SET TASK → Isolate every line in the records below with "chevron" in it.

------------------------------------------------------------

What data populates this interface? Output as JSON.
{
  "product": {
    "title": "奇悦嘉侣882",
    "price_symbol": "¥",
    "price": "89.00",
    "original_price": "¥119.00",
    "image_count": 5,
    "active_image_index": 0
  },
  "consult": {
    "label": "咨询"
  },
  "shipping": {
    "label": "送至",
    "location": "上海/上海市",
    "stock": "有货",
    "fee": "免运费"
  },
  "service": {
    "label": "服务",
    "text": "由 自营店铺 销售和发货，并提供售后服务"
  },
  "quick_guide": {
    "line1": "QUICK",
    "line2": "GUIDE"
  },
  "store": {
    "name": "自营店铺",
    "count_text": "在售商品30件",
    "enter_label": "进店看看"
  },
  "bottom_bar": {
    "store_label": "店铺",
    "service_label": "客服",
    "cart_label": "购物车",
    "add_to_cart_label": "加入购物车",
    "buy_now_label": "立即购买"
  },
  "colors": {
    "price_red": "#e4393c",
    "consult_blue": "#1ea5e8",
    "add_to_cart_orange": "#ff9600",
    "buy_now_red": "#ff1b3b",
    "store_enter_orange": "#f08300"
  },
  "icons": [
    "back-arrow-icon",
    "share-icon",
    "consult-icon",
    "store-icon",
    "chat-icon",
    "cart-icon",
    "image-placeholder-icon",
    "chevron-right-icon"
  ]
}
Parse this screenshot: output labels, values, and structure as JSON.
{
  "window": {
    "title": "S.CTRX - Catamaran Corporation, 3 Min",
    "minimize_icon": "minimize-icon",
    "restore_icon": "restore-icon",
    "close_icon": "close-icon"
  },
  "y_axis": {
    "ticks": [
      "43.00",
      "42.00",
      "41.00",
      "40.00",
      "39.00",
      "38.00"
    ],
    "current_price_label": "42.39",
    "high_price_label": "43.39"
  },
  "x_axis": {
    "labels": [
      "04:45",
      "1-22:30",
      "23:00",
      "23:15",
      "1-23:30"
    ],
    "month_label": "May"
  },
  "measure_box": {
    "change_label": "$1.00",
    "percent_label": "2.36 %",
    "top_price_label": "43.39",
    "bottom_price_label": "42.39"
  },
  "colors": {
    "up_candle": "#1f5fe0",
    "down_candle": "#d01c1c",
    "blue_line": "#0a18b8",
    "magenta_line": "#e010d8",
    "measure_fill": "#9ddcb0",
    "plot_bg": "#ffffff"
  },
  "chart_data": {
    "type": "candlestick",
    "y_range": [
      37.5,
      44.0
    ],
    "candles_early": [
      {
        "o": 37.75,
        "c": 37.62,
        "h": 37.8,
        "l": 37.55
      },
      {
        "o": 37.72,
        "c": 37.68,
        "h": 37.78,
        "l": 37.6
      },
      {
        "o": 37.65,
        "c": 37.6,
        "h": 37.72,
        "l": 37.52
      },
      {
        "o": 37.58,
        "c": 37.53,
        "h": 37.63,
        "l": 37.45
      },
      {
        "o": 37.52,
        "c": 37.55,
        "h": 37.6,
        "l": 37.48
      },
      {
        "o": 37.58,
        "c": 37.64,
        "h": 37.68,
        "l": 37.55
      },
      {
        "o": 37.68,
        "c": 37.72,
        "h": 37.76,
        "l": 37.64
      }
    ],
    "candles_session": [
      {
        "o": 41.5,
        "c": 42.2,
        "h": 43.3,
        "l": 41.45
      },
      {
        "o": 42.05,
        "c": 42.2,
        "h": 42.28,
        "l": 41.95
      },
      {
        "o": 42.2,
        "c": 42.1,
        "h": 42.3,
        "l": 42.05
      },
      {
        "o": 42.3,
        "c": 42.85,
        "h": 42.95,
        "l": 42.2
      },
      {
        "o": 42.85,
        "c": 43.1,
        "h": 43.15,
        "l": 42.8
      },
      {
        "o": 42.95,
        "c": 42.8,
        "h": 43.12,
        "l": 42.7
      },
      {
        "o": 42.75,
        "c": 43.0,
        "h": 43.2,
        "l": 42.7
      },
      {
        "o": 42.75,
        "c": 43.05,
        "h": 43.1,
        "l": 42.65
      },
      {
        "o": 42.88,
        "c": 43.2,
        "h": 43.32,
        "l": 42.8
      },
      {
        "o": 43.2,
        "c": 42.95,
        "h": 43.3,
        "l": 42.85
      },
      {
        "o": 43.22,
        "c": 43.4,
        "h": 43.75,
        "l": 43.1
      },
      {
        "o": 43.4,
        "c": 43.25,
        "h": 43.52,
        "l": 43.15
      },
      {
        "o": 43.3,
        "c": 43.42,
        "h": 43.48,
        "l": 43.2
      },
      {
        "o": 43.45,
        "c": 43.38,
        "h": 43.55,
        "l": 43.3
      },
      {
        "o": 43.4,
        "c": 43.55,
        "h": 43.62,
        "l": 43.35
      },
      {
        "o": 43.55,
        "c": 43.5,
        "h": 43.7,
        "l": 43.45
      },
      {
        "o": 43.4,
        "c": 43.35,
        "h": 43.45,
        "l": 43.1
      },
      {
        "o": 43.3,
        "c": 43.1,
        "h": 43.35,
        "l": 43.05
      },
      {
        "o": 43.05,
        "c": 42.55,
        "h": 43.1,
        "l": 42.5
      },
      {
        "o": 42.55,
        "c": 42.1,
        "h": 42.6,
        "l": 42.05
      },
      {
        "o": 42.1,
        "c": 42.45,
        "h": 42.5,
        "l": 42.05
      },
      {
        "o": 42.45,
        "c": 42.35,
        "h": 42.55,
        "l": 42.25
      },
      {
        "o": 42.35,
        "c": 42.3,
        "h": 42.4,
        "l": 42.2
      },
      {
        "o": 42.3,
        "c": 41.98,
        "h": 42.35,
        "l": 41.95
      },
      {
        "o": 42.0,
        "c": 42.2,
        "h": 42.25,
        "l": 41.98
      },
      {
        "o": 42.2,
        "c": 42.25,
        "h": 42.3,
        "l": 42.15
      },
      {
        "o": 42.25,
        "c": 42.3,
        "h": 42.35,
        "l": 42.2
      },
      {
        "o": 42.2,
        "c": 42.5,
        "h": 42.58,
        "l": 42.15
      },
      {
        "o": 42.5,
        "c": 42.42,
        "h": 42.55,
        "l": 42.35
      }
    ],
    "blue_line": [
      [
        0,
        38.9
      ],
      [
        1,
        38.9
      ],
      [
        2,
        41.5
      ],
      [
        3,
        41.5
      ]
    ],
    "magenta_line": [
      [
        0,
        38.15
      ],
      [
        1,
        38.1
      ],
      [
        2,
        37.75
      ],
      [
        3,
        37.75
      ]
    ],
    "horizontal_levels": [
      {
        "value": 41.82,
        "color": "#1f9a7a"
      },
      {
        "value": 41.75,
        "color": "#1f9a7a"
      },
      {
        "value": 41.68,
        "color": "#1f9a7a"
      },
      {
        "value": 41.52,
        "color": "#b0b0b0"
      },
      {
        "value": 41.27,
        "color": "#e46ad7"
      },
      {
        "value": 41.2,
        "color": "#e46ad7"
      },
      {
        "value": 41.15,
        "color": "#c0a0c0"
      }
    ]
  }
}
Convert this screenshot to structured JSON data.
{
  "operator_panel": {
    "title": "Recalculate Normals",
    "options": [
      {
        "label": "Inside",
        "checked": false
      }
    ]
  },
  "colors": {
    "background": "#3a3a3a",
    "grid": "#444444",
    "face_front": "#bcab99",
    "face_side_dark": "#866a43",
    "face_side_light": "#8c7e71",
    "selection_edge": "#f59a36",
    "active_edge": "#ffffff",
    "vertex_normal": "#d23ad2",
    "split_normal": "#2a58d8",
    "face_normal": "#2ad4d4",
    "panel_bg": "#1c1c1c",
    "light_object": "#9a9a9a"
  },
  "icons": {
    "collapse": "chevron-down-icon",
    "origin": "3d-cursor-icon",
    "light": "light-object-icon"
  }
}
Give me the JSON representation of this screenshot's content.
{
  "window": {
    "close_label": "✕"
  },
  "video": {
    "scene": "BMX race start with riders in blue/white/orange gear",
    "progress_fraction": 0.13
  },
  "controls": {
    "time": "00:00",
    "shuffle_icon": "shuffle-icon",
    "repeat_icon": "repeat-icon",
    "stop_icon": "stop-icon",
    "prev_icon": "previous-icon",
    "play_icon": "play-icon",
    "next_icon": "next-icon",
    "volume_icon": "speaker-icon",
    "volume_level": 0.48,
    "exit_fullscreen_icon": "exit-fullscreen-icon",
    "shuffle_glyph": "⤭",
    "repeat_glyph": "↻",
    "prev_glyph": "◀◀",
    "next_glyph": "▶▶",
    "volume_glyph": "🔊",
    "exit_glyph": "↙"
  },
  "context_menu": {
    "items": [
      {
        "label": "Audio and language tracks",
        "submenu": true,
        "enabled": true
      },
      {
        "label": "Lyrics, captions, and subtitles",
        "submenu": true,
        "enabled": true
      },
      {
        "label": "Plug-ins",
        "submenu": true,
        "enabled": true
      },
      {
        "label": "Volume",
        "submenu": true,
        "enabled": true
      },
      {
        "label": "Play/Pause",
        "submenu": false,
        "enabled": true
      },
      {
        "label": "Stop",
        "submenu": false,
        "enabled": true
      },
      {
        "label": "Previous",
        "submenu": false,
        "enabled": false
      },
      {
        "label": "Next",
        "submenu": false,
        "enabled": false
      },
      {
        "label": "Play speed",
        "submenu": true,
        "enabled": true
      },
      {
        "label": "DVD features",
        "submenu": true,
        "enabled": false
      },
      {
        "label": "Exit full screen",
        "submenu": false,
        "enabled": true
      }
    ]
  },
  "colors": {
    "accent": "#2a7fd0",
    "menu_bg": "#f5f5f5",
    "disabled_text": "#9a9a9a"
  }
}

------------------------------------------------------------

THE OUTPUT →
    "chevron-right-icon"
    "collapse": "chevron-down-icon",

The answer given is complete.